» CONSIGNE: Pouvez-vous rédiger la suite de l'article sur la reprise de Makobola par les FARDC, en partant de sa dernière phrase ?

» BLOC DE TEXTE:
--------------------------------

Makobola repris : la RDC entre feu et stratégie

Les FARDC affirment avoir repris le contrôle total de Makobola 1 et 2 après des combats intenses contre l’AFC/M23, à quelques dizaines de kilomètres d’Uvira. La ville, encore au cœur des tensions, illustre le dilemme constant entre intervention militaire et quête de paix durable.
Feu sur Makobola : capture et victoire tactique
À 30 km au sud d’Uvira, Makobola s’est dressée comme le théâtre d’une confrontation féroce. Selon le général-major Sylvain Ekenge, « lors de ces combats, nous avons capturé des militaires rwandais, des combattants de l’AFC/M23. Ils étaient au nombre de 17. Il y a eu des morts. C’étaient des combats très violents. Même si Makobola est aujourd’hui sous le contrôle des Forces armées, la prise de cette localité a nécessité des combats sérieux de nos troupes ». La localité, symbole d’une lutte acharnée, reflète l’intensité de la guerre qui déchire la région.

--------------------------------

» EXTRAIT DE DONNÉES:
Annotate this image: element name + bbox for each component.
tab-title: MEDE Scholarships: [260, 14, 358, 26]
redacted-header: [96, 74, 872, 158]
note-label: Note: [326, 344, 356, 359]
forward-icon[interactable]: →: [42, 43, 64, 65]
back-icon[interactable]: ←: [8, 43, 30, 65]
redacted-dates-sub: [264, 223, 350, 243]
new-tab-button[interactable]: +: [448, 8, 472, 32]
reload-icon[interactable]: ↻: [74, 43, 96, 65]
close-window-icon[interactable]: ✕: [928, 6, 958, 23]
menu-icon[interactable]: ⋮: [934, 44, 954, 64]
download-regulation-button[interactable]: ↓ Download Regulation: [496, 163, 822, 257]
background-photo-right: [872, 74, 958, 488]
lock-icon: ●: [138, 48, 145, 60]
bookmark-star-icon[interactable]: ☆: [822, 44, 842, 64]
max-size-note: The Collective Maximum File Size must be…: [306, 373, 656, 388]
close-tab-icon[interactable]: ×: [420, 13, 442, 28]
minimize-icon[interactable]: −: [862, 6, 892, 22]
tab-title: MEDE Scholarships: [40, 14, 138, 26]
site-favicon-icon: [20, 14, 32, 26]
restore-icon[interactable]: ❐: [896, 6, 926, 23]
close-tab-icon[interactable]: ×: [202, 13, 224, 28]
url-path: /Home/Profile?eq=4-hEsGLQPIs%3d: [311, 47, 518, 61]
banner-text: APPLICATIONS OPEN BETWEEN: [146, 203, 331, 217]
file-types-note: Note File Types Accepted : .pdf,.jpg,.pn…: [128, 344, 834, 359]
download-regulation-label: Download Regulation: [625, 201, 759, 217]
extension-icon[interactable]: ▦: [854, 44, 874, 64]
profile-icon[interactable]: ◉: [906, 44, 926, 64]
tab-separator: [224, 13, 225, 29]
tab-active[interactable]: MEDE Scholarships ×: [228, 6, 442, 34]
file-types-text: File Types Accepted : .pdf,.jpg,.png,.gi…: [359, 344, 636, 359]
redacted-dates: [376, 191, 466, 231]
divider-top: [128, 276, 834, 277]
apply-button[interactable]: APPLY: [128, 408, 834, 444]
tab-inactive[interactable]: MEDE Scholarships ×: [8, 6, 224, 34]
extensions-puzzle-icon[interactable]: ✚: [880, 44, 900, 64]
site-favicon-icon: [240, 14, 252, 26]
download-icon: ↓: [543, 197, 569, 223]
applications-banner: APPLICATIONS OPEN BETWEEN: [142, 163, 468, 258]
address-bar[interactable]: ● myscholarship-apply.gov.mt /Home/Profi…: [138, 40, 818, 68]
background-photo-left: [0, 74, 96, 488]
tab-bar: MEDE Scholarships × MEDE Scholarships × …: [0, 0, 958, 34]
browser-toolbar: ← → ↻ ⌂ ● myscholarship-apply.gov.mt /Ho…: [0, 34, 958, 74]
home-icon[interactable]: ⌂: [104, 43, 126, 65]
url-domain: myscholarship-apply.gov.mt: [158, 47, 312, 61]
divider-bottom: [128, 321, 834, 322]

--------------------------------

» VOTRE RÉPONSE:
Uvira en ligne de mire : l’ombre des enjeux diplomatiques
À seulement 7 km d’Uvira, les combats continuent, entre éclats de poudre et tensions diplomatiques. Les États-Unis dénoncent le non-respect par Kigali des accords de Washington, rappelant que la diplomatie tente de freiner une guerre qui n’a jamais vraiment cessé. « L’annonce du retrait d’Uvira par la rébellion… n’a qu’un seul objectif : faire baisser la pression internationale », analyse le gouvernement congolais.
Quand l’armée forge la paix à coups de canon
Les experts en relations internationales soulignent que l’usage de la force reste un outil limité : « Une intervention militaire peut protéger des populations, mais elle peut aussi prolonger le conflit si elle ne s’accompagne pas d’un processus politique inclusif » (Simon Chesterman, Guerre juste ou paix juste ?). Makobola, conquise mais fragile, incarne le dilemme : la victoire sur le terrain n’est pas encore une paix durable.